* WRITTEN EXERCISE: Keep only the lines of the listing that include the word "people", and copy them.

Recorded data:
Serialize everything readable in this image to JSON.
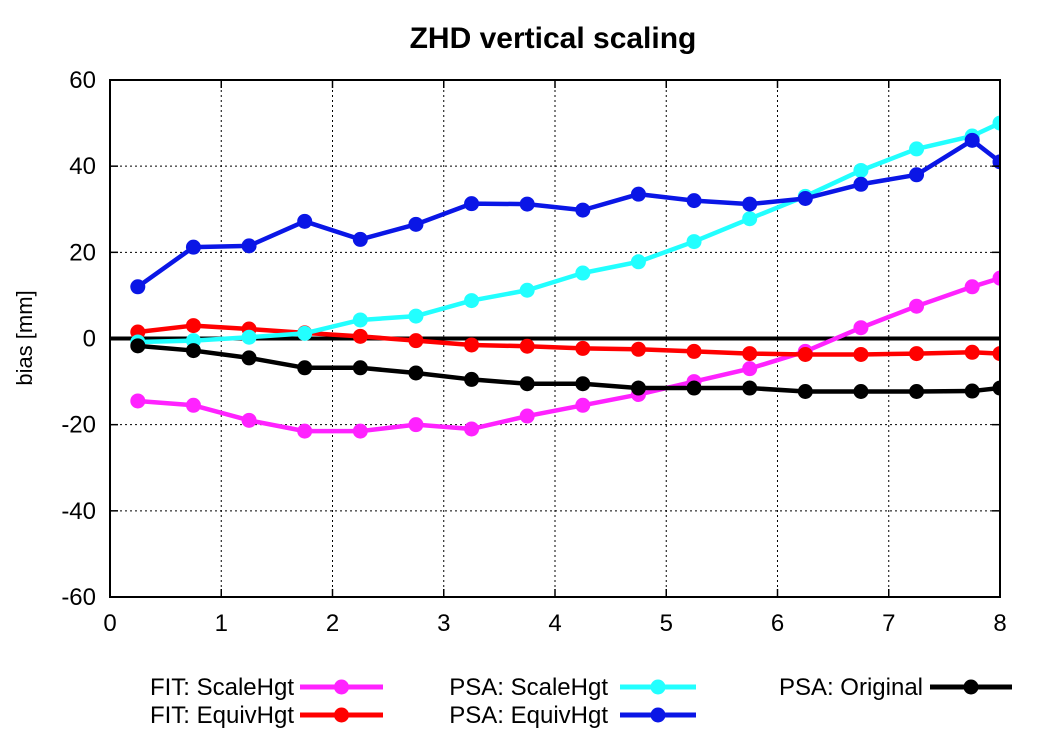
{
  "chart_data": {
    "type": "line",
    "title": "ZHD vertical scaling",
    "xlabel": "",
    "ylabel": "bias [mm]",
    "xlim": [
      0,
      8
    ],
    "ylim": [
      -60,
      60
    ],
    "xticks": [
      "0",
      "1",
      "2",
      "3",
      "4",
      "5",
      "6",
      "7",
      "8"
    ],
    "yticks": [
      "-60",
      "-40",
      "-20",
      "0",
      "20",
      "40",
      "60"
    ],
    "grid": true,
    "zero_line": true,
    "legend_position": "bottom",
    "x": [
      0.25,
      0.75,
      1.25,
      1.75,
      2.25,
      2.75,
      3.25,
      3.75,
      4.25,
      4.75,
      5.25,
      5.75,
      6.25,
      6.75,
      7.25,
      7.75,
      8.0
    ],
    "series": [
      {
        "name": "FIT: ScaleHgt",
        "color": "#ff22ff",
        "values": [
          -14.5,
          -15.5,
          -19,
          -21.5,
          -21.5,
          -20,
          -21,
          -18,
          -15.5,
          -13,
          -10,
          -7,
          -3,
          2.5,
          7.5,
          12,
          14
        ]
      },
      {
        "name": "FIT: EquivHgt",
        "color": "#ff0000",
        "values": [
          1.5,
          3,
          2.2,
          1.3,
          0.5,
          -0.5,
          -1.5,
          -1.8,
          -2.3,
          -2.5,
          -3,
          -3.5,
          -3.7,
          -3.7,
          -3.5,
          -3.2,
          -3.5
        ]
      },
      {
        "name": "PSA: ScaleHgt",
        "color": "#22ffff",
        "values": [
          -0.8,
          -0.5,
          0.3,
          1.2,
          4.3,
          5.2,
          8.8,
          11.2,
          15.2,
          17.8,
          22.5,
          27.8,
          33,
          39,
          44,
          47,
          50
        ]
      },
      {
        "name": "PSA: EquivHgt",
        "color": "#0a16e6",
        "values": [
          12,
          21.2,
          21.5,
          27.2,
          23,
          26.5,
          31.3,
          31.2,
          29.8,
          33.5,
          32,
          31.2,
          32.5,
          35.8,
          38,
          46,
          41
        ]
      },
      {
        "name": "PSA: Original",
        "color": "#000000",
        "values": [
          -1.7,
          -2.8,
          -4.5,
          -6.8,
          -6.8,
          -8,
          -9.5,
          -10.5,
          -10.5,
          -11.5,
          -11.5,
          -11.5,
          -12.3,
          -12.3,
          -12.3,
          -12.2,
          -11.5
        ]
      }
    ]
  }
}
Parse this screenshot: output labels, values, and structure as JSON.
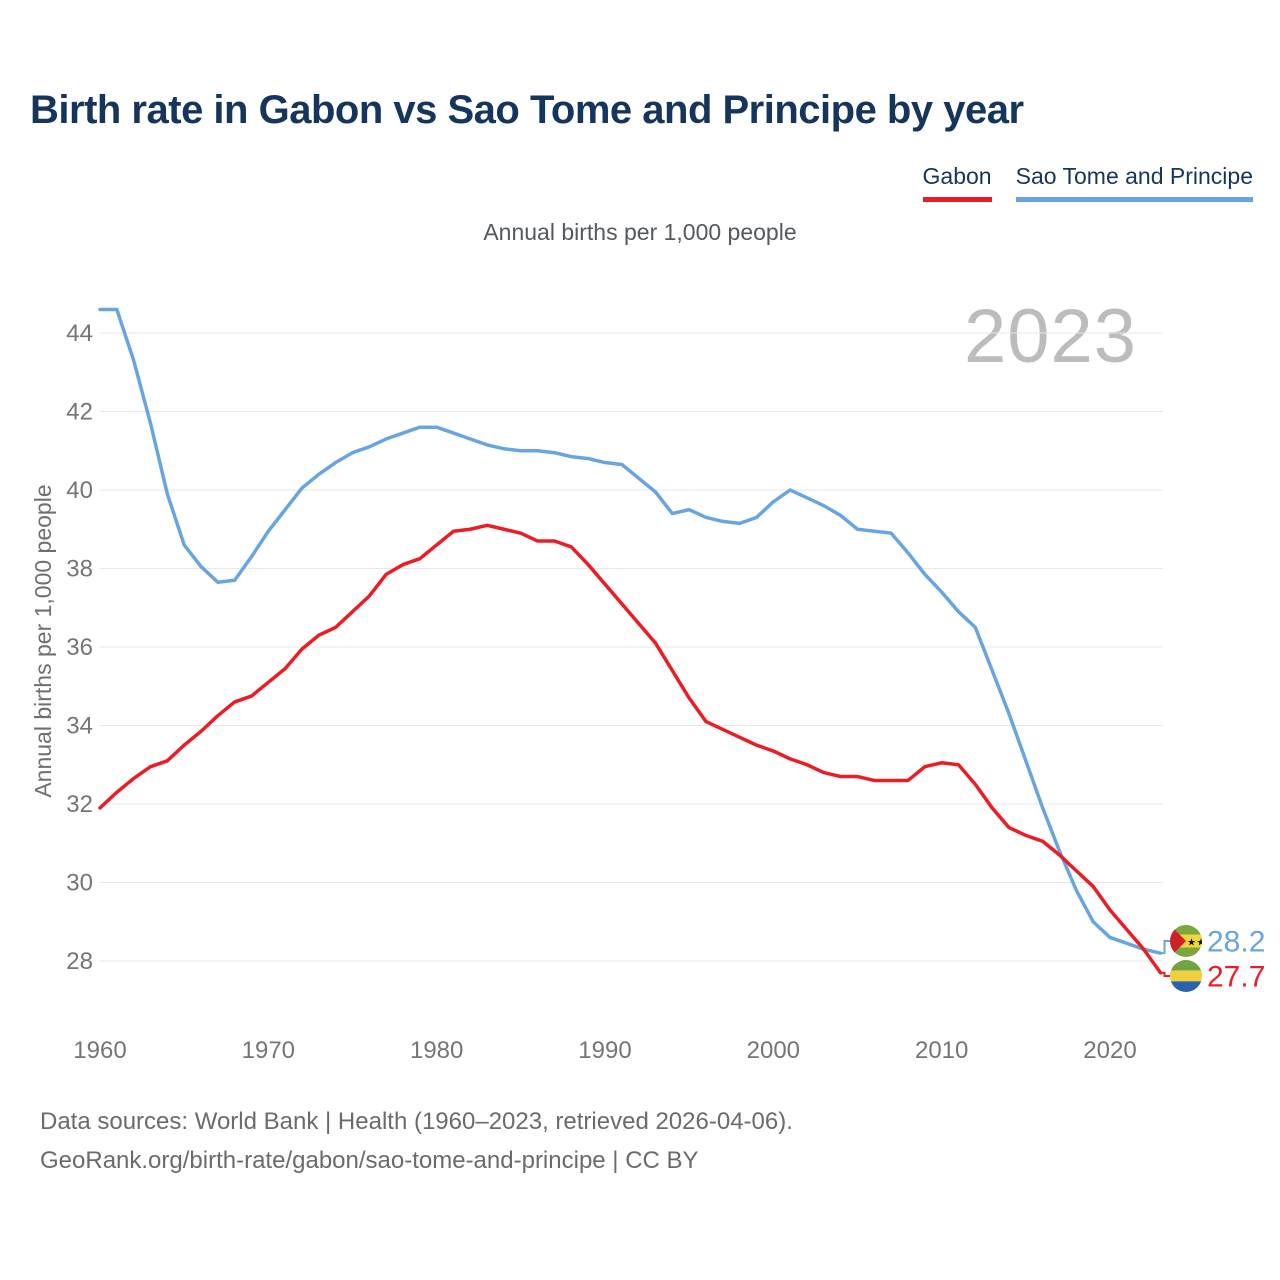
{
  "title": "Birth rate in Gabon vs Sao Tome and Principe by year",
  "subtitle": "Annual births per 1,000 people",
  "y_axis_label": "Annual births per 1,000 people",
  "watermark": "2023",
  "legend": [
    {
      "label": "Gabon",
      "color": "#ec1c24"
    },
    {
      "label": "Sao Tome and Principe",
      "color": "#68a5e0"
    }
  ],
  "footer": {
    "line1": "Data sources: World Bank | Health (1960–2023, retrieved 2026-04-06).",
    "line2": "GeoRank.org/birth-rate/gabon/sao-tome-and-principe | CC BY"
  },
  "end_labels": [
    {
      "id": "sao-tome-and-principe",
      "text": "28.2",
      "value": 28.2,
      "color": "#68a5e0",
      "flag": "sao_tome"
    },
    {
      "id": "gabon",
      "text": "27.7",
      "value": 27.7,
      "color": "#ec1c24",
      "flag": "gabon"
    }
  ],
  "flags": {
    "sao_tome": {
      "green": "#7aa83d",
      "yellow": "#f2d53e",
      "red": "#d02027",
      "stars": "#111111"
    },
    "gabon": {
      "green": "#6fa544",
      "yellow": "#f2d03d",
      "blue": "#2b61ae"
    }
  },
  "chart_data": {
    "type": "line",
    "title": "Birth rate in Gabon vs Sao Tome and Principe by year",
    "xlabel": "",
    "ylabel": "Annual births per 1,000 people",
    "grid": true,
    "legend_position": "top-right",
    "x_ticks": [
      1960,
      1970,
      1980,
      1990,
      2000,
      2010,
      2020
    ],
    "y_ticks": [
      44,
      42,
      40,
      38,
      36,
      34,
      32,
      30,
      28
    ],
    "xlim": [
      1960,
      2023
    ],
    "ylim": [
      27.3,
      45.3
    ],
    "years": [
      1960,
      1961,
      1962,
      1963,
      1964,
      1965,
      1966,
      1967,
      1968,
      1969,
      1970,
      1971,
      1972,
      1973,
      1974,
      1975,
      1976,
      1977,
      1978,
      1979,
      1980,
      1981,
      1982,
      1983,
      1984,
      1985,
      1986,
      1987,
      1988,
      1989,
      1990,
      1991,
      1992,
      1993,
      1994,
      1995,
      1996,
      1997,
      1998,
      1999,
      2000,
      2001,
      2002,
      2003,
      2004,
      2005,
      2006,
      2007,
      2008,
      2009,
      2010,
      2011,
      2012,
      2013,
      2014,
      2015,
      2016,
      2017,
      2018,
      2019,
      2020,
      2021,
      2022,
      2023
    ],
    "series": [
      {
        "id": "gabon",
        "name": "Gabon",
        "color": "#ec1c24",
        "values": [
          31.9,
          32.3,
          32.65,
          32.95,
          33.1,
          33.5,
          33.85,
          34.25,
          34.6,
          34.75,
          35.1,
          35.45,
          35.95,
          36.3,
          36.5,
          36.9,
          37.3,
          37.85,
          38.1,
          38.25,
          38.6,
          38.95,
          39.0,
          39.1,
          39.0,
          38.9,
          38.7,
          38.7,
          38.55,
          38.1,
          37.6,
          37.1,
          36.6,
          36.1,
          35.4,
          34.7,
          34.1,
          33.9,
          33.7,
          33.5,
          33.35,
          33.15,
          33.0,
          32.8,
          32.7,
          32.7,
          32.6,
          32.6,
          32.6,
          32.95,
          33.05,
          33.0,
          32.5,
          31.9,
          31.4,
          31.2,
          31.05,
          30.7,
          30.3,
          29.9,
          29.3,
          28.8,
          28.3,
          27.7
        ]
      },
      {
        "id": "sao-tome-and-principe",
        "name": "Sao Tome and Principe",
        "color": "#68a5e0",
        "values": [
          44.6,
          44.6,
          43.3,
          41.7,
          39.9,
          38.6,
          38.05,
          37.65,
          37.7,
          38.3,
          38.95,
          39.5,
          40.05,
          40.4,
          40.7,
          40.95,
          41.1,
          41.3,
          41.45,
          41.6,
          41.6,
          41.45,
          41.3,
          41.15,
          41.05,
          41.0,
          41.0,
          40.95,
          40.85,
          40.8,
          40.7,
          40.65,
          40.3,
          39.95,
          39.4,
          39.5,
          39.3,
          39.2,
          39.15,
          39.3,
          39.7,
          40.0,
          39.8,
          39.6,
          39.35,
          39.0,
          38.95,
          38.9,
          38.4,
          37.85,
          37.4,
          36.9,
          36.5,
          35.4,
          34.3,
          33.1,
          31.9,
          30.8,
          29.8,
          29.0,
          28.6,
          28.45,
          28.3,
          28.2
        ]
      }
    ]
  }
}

* RESPONSE TO THE TASK:
  "subtitle": "Annual births per 1,000 people",
  "y_axis_label": "Annual births per 1,000 people",
    "ylabel": "Annual births per 1,000 people",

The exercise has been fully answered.